• DIRECTION: Retype the records below exactly as they appear.

* START RECORDS SUPPLIED *

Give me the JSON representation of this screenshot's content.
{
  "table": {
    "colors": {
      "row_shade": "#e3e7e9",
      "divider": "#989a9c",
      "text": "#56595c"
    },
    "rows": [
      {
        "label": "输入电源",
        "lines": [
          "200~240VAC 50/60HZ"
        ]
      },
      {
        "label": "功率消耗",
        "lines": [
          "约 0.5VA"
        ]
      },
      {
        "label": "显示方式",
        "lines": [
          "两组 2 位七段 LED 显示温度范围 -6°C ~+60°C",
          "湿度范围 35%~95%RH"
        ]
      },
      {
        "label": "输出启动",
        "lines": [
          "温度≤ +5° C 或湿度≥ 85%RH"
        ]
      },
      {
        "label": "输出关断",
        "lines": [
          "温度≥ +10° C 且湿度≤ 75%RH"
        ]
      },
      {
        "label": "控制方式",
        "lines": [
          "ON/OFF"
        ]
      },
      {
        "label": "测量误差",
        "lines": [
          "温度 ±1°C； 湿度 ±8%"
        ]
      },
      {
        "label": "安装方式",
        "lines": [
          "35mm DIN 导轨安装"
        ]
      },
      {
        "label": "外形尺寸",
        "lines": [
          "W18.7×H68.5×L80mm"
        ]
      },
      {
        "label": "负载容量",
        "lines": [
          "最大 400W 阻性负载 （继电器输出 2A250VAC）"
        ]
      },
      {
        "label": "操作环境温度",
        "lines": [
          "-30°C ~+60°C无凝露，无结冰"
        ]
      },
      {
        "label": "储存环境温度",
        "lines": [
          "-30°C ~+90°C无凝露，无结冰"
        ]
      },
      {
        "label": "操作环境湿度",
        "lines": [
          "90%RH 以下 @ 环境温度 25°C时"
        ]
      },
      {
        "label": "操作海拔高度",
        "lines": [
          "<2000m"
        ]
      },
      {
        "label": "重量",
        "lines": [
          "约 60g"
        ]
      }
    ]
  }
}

* END RECORDS SUPPLIED *

• TASK RESULT:
Give me the JSON representation of this screenshot's content.
{
  "table": {
    "colors": {
      "row_shade": "#e3e7e9",
      "divider": "#989a9c",
      "text": "#56595c"
    },
    "rows": [
      {
        "label": "输入电源",
        "lines": [
          "200~240VAC 50/60HZ"
        ]
      },
      {
        "label": "功率消耗",
        "lines": [
          "约 0.5VA"
        ]
      },
      {
        "label": "显示方式",
        "lines": [
          "两组 2 位七段 LED 显示温度范围 -6°C ~+60°C",
          "湿度范围 35%~95%RH"
        ]
      },
      {
        "label": "输出启动",
        "lines": [
          "温度≤ +5° C 或湿度≥ 85%RH"
        ]
      },
      {
        "label": "输出关断",
        "lines": [
          "温度≥ +10° C 且湿度≤ 75%RH"
        ]
      },
      {
        "label": "控制方式",
        "lines": [
          "ON/OFF"
        ]
      },
      {
        "label": "测量误差",
        "lines": [
          "温度 ±1°C； 湿度 ±8%"
        ]
      },
      {
        "label": "安装方式",
        "lines": [
          "35mm DIN 导轨安装"
        ]
      },
      {
        "label": "外形尺寸",
        "lines": [
          "W18.7×H68.5×L80mm"
        ]
      },
      {
        "label": "负载容量",
        "lines": [
          "最大 400W 阻性负载 （继电器输出 2A250VAC）"
        ]
      },
      {
        "label": "操作环境温度",
        "lines": [
          "-30°C ~+60°C无凝露，无结冰"
        ]
      },
      {
        "label": "储存环境温度",
        "lines": [
          "-30°C ~+90°C无凝露，无结冰"
        ]
      },
      {
        "label": "操作环境湿度",
        "lines": [
          "90%RH 以下 @ 环境温度 25°C时"
        ]
      },
      {
        "label": "操作海拔高度",
        "lines": [
          "<2000m"
        ]
      },
      {
        "label": "重量",
        "lines": [
          "约 60g"
        ]
      }
    ]
  }
}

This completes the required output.